[WHAT TO DO]: Exclude the pictures and reproduce the remaining data exactly as written.

[Dataset records]
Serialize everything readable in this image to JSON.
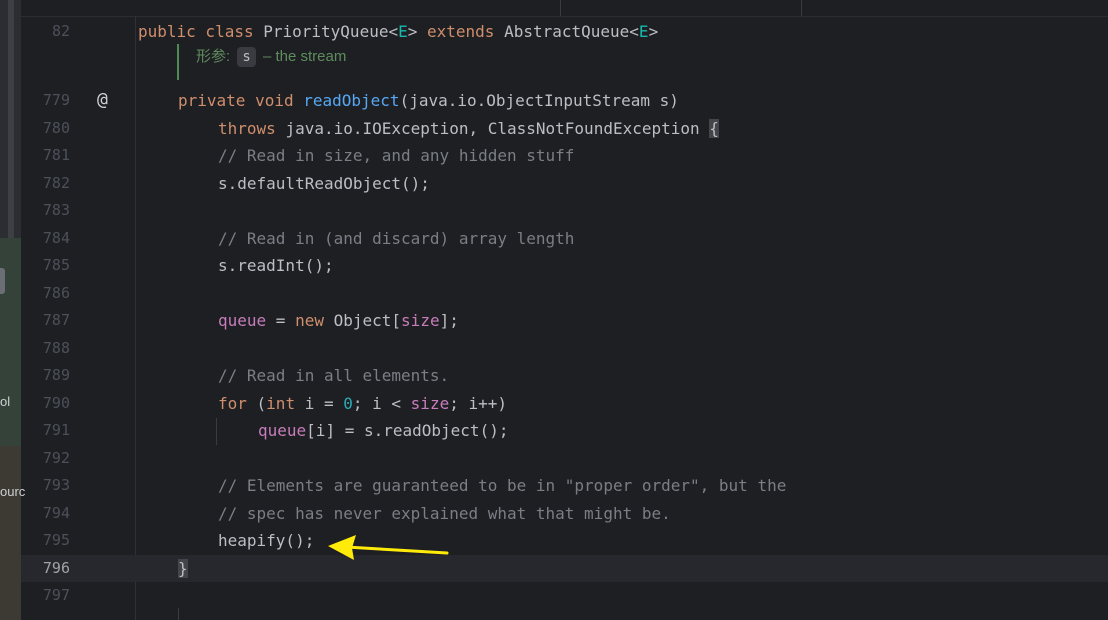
{
  "sidebar_fragment": {
    "text_1": "ol",
    "text_2": "ourc"
  },
  "gutter": {
    "at_icon": "@"
  },
  "doc_hint": {
    "label": "形参:",
    "param": "s",
    "description": "– the stream"
  },
  "lines": [
    {
      "number": "82",
      "tokens": [
        {
          "t": "public class ",
          "c": "kw"
        },
        {
          "t": "PriorityQueue<",
          "c": ""
        },
        {
          "t": "E",
          "c": "tp"
        },
        {
          "t": "> ",
          "c": ""
        },
        {
          "t": "extends ",
          "c": "kw"
        },
        {
          "t": "AbstractQueue<",
          "c": ""
        },
        {
          "t": "E",
          "c": "tp"
        },
        {
          "t": ">",
          "c": ""
        }
      ]
    },
    {
      "number": "779",
      "tokens": [
        {
          "t": "private void ",
          "c": "kw"
        },
        {
          "t": "readObject",
          "c": "fn"
        },
        {
          "t": "(java.io.ObjectInputStream s)",
          "c": ""
        }
      ]
    },
    {
      "number": "780",
      "tokens": [
        {
          "t": "throws ",
          "c": "kw"
        },
        {
          "t": "java.io.IOException, ClassNotFoundException ",
          "c": ""
        },
        {
          "t": "{",
          "c": "brace"
        }
      ]
    },
    {
      "number": "781",
      "tokens": [
        {
          "t": "// Read in size, and any hidden stuff",
          "c": "cmt"
        }
      ]
    },
    {
      "number": "782",
      "tokens": [
        {
          "t": "s.defaultReadObject();",
          "c": ""
        }
      ]
    },
    {
      "number": "783",
      "tokens": []
    },
    {
      "number": "784",
      "tokens": [
        {
          "t": "// Read in (and discard) array length",
          "c": "cmt"
        }
      ]
    },
    {
      "number": "785",
      "tokens": [
        {
          "t": "s.readInt();",
          "c": ""
        }
      ]
    },
    {
      "number": "786",
      "tokens": []
    },
    {
      "number": "787",
      "tokens": [
        {
          "t": "queue",
          "c": "field"
        },
        {
          "t": " = ",
          "c": ""
        },
        {
          "t": "new ",
          "c": "kw"
        },
        {
          "t": "Object[",
          "c": ""
        },
        {
          "t": "size",
          "c": "field"
        },
        {
          "t": "];",
          "c": ""
        }
      ]
    },
    {
      "number": "788",
      "tokens": []
    },
    {
      "number": "789",
      "tokens": [
        {
          "t": "// Read in all elements.",
          "c": "cmt"
        }
      ]
    },
    {
      "number": "790",
      "tokens": [
        {
          "t": "for ",
          "c": "kw"
        },
        {
          "t": "(",
          "c": ""
        },
        {
          "t": "int ",
          "c": "kw"
        },
        {
          "t": "i = ",
          "c": ""
        },
        {
          "t": "0",
          "c": "num"
        },
        {
          "t": "; i < ",
          "c": ""
        },
        {
          "t": "size",
          "c": "field"
        },
        {
          "t": "; i++)",
          "c": ""
        }
      ]
    },
    {
      "number": "791",
      "tokens": [
        {
          "t": "queue",
          "c": "field"
        },
        {
          "t": "[i] = s.readObject();",
          "c": ""
        }
      ]
    },
    {
      "number": "792",
      "tokens": []
    },
    {
      "number": "793",
      "tokens": [
        {
          "t": "// Elements are guaranteed to be in \"proper order\", but the",
          "c": "cmt"
        }
      ]
    },
    {
      "number": "794",
      "tokens": [
        {
          "t": "// spec has never explained what that might be.",
          "c": "cmt"
        }
      ]
    },
    {
      "number": "795",
      "tokens": [
        {
          "t": "heapify();",
          "c": ""
        }
      ]
    },
    {
      "number": "796",
      "tokens": [
        {
          "t": "}",
          "c": "brace"
        }
      ]
    },
    {
      "number": "797",
      "tokens": []
    }
  ],
  "colors": {
    "keyword": "#cf8e6d",
    "function": "#56a8f5",
    "field": "#c77dbb",
    "number": "#2aacb8",
    "comment": "#7a7e85",
    "type_param": "#16baac",
    "arrow": "#ffeb0a"
  }
}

[RESULT BELOW]:
Serialize everything readable in this image to JSON.
{
  "sidebar_fragment": {
    "text_1": "ol",
    "text_2": "ourc"
  },
  "gutter": {
    "at_icon": "@"
  },
  "doc_hint": {
    "label": "形参:",
    "param": "s",
    "description": "– the stream"
  },
  "lines": [
    {
      "number": "82",
      "tokens": [
        {
          "t": "public class ",
          "c": "kw"
        },
        {
          "t": "PriorityQueue<",
          "c": ""
        },
        {
          "t": "E",
          "c": "tp"
        },
        {
          "t": "> ",
          "c": ""
        },
        {
          "t": "extends ",
          "c": "kw"
        },
        {
          "t": "AbstractQueue<",
          "c": ""
        },
        {
          "t": "E",
          "c": "tp"
        },
        {
          "t": ">",
          "c": ""
        }
      ]
    },
    {
      "number": "779",
      "tokens": [
        {
          "t": "private void ",
          "c": "kw"
        },
        {
          "t": "readObject",
          "c": "fn"
        },
        {
          "t": "(java.io.ObjectInputStream s)",
          "c": ""
        }
      ]
    },
    {
      "number": "780",
      "tokens": [
        {
          "t": "throws ",
          "c": "kw"
        },
        {
          "t": "java.io.IOException, ClassNotFoundException ",
          "c": ""
        },
        {
          "t": "{",
          "c": "brace"
        }
      ]
    },
    {
      "number": "781",
      "tokens": [
        {
          "t": "// Read in size, and any hidden stuff",
          "c": "cmt"
        }
      ]
    },
    {
      "number": "782",
      "tokens": [
        {
          "t": "s.defaultReadObject();",
          "c": ""
        }
      ]
    },
    {
      "number": "783",
      "tokens": []
    },
    {
      "number": "784",
      "tokens": [
        {
          "t": "// Read in (and discard) array length",
          "c": "cmt"
        }
      ]
    },
    {
      "number": "785",
      "tokens": [
        {
          "t": "s.readInt();",
          "c": ""
        }
      ]
    },
    {
      "number": "786",
      "tokens": []
    },
    {
      "number": "787",
      "tokens": [
        {
          "t": "queue",
          "c": "field"
        },
        {
          "t": " = ",
          "c": ""
        },
        {
          "t": "new ",
          "c": "kw"
        },
        {
          "t": "Object[",
          "c": ""
        },
        {
          "t": "size",
          "c": "field"
        },
        {
          "t": "];",
          "c": ""
        }
      ]
    },
    {
      "number": "788",
      "tokens": []
    },
    {
      "number": "789",
      "tokens": [
        {
          "t": "// Read in all elements.",
          "c": "cmt"
        }
      ]
    },
    {
      "number": "790",
      "tokens": [
        {
          "t": "for ",
          "c": "kw"
        },
        {
          "t": "(",
          "c": ""
        },
        {
          "t": "int ",
          "c": "kw"
        },
        {
          "t": "i = ",
          "c": ""
        },
        {
          "t": "0",
          "c": "num"
        },
        {
          "t": "; i < ",
          "c": ""
        },
        {
          "t": "size",
          "c": "field"
        },
        {
          "t": "; i++)",
          "c": ""
        }
      ]
    },
    {
      "number": "791",
      "tokens": [
        {
          "t": "queue",
          "c": "field"
        },
        {
          "t": "[i] = s.readObject();",
          "c": ""
        }
      ]
    },
    {
      "number": "792",
      "tokens": []
    },
    {
      "number": "793",
      "tokens": [
        {
          "t": "// Elements are guaranteed to be in \"proper order\", but the",
          "c": "cmt"
        }
      ]
    },
    {
      "number": "794",
      "tokens": [
        {
          "t": "// spec has never explained what that might be.",
          "c": "cmt"
        }
      ]
    },
    {
      "number": "795",
      "tokens": [
        {
          "t": "heapify();",
          "c": ""
        }
      ]
    },
    {
      "number": "796",
      "tokens": [
        {
          "t": "}",
          "c": "brace"
        }
      ]
    },
    {
      "number": "797",
      "tokens": []
    }
  ],
  "colors": {
    "keyword": "#cf8e6d",
    "function": "#56a8f5",
    "field": "#c77dbb",
    "number": "#2aacb8",
    "comment": "#7a7e85",
    "type_param": "#16baac",
    "arrow": "#ffeb0a"
  }
}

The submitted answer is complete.